• [Text passage]
It is evident that the Lord uses both collective and individual discourse. To be sure, he sometimes states explicitly that he is speaking one way or the other. For example, in assuring the elders of the Church in 1831, the Lord made it clear that he was speaking “unto the church collectively and not individually” (D&C 1:30). Three years later, in reprimanding the Saints for their transgressions, the Lord likewise stated that he spoke “concerning the church and not individuals” (D&C 105:2), and twice in section 61 he clarified, “What I say unto one I say unto all” (D&C 61:18, 36).

Although these passages are exceptional in that they overtly distinguish between singular and collective discourse, in truth the Lord has often distinguished between the Church and its individual members. Indeed, the Lord’s concern about the Church’s collective worthiness has deep but often overlooked roots. The idea of “collective responsibility” was fundamental in ancient Israelite thought. Old Testament scholarship frequently comments on the collective nature of Israelite justice and mercy,1 and examples of collective responsibility for individual sin are common in the Old Testament.2 Israelites were bound to God not only individually but also collectively through God’s covenant with the entire nation. Each Israelite had a personal duty to keep the commandments so that the entire nation would progress.3 Thus it is common in the Old Testament, but also in other scriptures, for the Lord to address his people both individually and collectively.4

Sometimes the grammatical form of a text will be in the singular even though the sense of the passage applies to the group, as in “thou [singular] shalt love the Lord thy God” (Deuteronomy 6:5), which is a commandment directed toward all Israel (Deuteronomy 6:4). Other times the form may be plural, but the force of the discourse is individual, as in “choose you [plural] this day whom ye will serve” (Joshua 24:15), for the covenantal choice will be made by each individual. Thus careful reading and attention are required to discern whether a text is speaking individually, collectively, or perhaps even in both of these modes.

• [Stated exercise]
Please reproduce the passage on the Lord's collective and individual discourse word for word.

• [Dataset extract]
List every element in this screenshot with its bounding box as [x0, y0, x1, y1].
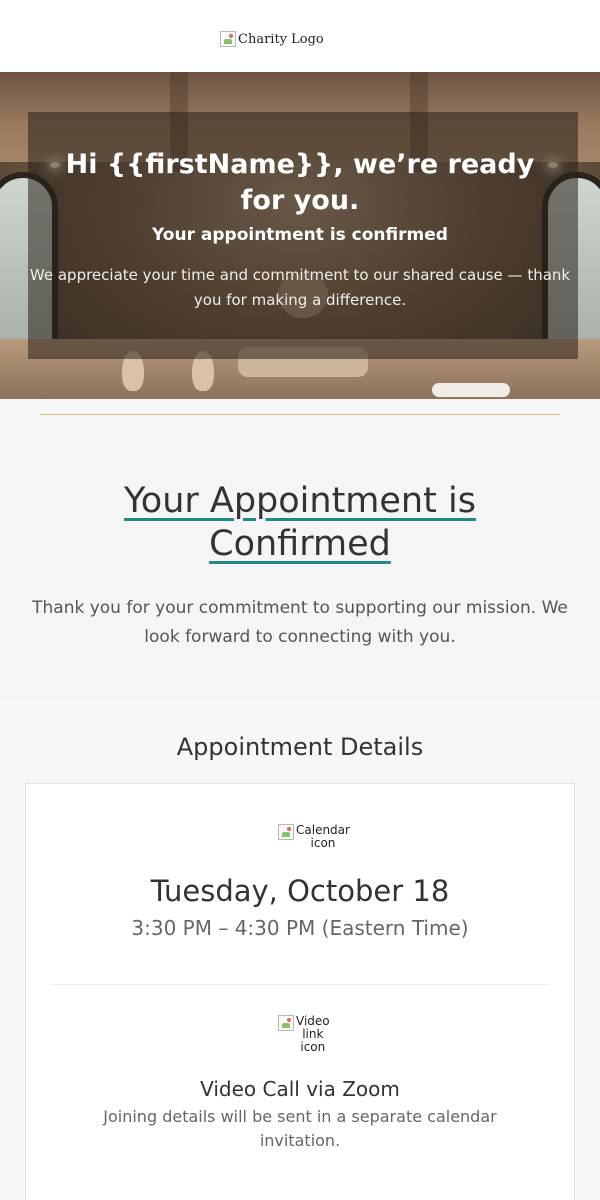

• [Solution to this exercise]
It is evident that the Lord uses both collective and individual discourse. To be sure, he sometimes states explicitly that he is speaking one way or the other. For example, in assuring the elders of the Church in 1831, the Lord made it clear that he was speaking “unto the church collectively and not individually” (D&C 1:30). Three years later, in reprimanding the Saints for their transgressions, the Lord likewise stated that he spoke “concerning the church and not individuals” (D&C 105:2), and twice in section 61 he clarified, “What I say unto one I say unto all” (D&C 61:18, 36).

Although these passages are exceptional in that they overtly distinguish between singular and collective discourse, in truth the Lord has often distinguished between the Church and its individual members. Indeed, the Lord’s concern about the Church’s collective worthiness has deep but often overlooked roots. The idea of “collective responsibility” was fundamental in ancient Israelite thought. Old Testament scholarship frequently comments on the collective nature of Israelite justice and mercy,1 and examples of collective responsibility for individual sin are common in the Old Testament.2 Israelites were bound to God not only individually but also collectively through God’s covenant with the entire nation. Each Israelite had a personal duty to keep the commandments so that the entire nation would progress.3 Thus it is common in the Old Testament, but also in other scriptures, for the Lord to address his people both individually and collectively.4

Sometimes the grammatical form of a text will be in the singular even though the sense of the passage applies to the group, as in “thou [singular] shalt love the Lord thy God” (Deuteronomy 6:5), which is a commandment directed toward all Israel (Deuteronomy 6:4). Other times the form may be plural, but the force of the discourse is individual, as in “choose you [plural] this day whom ye will serve” (Joshua 24:15), for the covenantal choice will be made by each individual. Thus careful reading and attention are required to discern whether a text is speaking individually, collectively, or perhaps even in both of these modes.